#### [Stated task]
Each record must be reproduced exactly as it is shown.
---------- Provided data
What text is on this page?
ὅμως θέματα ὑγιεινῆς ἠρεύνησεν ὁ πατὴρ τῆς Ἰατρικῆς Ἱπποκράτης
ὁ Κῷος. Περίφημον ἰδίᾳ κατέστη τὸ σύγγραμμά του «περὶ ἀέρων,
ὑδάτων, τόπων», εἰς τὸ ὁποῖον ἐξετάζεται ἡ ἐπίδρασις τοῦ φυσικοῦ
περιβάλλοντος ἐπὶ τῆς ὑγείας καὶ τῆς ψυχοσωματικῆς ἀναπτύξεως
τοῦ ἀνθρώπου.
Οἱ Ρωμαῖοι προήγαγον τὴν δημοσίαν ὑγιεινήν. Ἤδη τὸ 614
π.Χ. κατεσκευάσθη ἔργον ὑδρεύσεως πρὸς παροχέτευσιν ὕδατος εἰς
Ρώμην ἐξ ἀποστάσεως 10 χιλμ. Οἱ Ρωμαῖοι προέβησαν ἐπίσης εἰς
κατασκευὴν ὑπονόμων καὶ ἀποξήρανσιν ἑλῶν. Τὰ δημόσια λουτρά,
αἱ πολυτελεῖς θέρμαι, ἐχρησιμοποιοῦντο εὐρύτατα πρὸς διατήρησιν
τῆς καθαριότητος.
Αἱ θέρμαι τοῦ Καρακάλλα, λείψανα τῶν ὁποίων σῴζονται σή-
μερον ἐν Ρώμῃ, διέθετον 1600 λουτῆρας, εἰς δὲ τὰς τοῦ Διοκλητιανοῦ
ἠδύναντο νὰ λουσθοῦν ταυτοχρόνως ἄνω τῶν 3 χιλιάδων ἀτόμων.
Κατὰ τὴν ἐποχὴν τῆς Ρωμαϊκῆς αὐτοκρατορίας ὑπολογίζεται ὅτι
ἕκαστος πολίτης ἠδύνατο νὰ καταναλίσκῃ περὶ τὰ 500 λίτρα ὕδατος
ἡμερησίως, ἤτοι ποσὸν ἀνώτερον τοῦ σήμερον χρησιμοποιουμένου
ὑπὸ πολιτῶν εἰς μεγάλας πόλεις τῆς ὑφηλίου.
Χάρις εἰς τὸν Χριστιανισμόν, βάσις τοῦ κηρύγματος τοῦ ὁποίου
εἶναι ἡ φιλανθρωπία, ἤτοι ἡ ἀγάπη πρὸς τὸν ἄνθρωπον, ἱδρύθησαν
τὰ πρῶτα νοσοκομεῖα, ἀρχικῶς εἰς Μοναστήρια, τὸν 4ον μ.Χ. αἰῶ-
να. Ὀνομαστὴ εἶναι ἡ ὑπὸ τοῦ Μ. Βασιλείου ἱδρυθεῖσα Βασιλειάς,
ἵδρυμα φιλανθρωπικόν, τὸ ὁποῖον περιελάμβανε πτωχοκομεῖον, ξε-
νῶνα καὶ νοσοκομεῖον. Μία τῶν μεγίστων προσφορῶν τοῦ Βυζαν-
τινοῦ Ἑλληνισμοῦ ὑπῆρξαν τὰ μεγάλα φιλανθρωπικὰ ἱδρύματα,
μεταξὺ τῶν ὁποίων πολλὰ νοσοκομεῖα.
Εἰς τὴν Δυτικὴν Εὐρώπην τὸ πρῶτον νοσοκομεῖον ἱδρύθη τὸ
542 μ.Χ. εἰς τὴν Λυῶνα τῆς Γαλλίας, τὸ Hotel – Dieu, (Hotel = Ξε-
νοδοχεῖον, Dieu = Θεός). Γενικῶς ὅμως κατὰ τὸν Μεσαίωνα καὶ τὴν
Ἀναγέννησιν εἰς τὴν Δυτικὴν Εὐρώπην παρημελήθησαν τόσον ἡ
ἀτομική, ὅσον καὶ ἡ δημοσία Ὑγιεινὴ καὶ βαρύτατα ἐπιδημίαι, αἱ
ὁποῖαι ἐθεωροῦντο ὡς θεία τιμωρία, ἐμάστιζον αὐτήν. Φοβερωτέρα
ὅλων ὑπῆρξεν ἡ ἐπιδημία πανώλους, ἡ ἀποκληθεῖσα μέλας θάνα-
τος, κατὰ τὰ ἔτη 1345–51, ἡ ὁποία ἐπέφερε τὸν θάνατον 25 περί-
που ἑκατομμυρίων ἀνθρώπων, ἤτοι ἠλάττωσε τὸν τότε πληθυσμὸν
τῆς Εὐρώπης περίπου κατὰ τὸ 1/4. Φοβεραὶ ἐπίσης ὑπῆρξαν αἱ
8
--------------------
#### [Result for this exercise]
What text is on this page?
ὅμως θέματα ὑγιεινῆς ἠρεύνησεν ὁ πατὴρ τῆς Ἰατρικῆς Ἱπποκράτης
ὁ Κῷος. Περίφημον ἰδίᾳ κατέστη τὸ σύγγραμμά του «περὶ ἀέρων,
ὑδάτων, τόπων», εἰς τὸ ὁποῖον ἐξετάζεται ἡ ἐπίδρασις τοῦ φυσικοῦ
περιβάλλοντος ἐπὶ τῆς ὑγείας καὶ τῆς ψυχοσωματικῆς ἀναπτύξεως
τοῦ ἀνθρώπου.
Οἱ Ρωμαῖοι προήγαγον τὴν δημοσίαν ὑγιεινήν. Ἤδη τὸ 614
π.Χ. κατεσκευάσθη ἔργον ὑδρεύσεως πρὸς παροχέτευσιν ὕδατος εἰς
Ρώμην ἐξ ἀποστάσεως 10 χιλμ. Οἱ Ρωμαῖοι προέβησαν ἐπίσης εἰς
κατασκευὴν ὑπονόμων καὶ ἀποξήρανσιν ἑλῶν. Τὰ δημόσια λουτρά,
αἱ πολυτελεῖς θέρμαι, ἐχρησιμοποιοῦντο εὐρύτατα πρὸς διατήρησιν
τῆς καθαριότητος.
Αἱ θέρμαι τοῦ Καρακάλλα, λείψανα τῶν ὁποίων σῴζονται σή-
μερον ἐν Ρώμῃ, διέθετον 1600 λουτῆρας, εἰς δὲ τὰς τοῦ Διοκλητιανοῦ
ἠδύναντο νὰ λουσθοῦν ταυτοχρόνως ἄνω τῶν 3 χιλιάδων ἀτόμων.
Κατὰ τὴν ἐποχὴν τῆς Ρωμαϊκῆς αὐτοκρατορίας ὑπολογίζεται ὅτι
ἕκαστος πολίτης ἠδύνατο νὰ καταναλίσκῃ περὶ τὰ 500 λίτρα ὕδατος
ἡμερησίως, ἤτοι ποσὸν ἀνώτερον τοῦ σήμερον χρησιμοποιουμένου
ὑπὸ πολιτῶν εἰς μεγάλας πόλεις τῆς ὑφηλίου.
Χάρις εἰς τὸν Χριστιανισμόν, βάσις τοῦ κηρύγματος τοῦ ὁποίου
εἶναι ἡ φιλανθρωπία, ἤτοι ἡ ἀγάπη πρὸς τὸν ἄνθρωπον, ἱδρύθησαν
τὰ πρῶτα νοσοκομεῖα, ἀρχικῶς εἰς Μοναστήρια, τὸν 4ον μ.Χ. αἰῶ-
να. Ὀνομαστὴ εἶναι ἡ ὑπὸ τοῦ Μ. Βασιλείου ἱδρυθεῖσα Βασιλειάς,
ἵδρυμα φιλανθρωπικόν, τὸ ὁποῖον περιελάμβανε πτωχοκομεῖον, ξε-
νῶνα καὶ νοσοκομεῖον. Μία τῶν μεγίστων προσφορῶν τοῦ Βυζαν-
τινοῦ Ἑλληνισμοῦ ὑπῆρξαν τὰ μεγάλα φιλανθρωπικὰ ἱδρύματα,
μεταξὺ τῶν ὁποίων πολλὰ νοσοκομεῖα.
Εἰς τὴν Δυτικὴν Εὐρώπην τὸ πρῶτον νοσοκομεῖον ἱδρύθη τὸ
542 μ.Χ. εἰς τὴν Λυῶνα τῆς Γαλλίας, τὸ Hotel – Dieu, (Hotel = Ξε-
νοδοχεῖον, Dieu = Θεός). Γενικῶς ὅμως κατὰ τὸν Μεσαίωνα καὶ τὴν
Ἀναγέννησιν εἰς τὴν Δυτικὴν Εὐρώπην παρημελήθησαν τόσον ἡ
ἀτομική, ὅσον καὶ ἡ δημοσία Ὑγιεινὴ καὶ βαρύτατα ἐπιδημίαι, αἱ
ὁποῖαι ἐθεωροῦντο ὡς θεία τιμωρία, ἐμάστιζον αὐτήν. Φοβερωτέρα
ὅλων ὑπῆρξεν ἡ ἐπιδημία πανώλους, ἡ ἀποκληθεῖσα μέλας θάνα-
τος, κατὰ τὰ ἔτη 1345–51, ἡ ὁποία ἐπέφερε τὸν θάνατον 25 περί-
που ἑκατομμυρίων ἀνθρώπων, ἤτοι ἠλάττωσε τὸν τότε πληθυσμὸν
τῆς Εὐρώπης περίπου κατὰ τὸ 1/4. Φοβεραὶ ἐπίσης ὑπῆρξαν αἱ
8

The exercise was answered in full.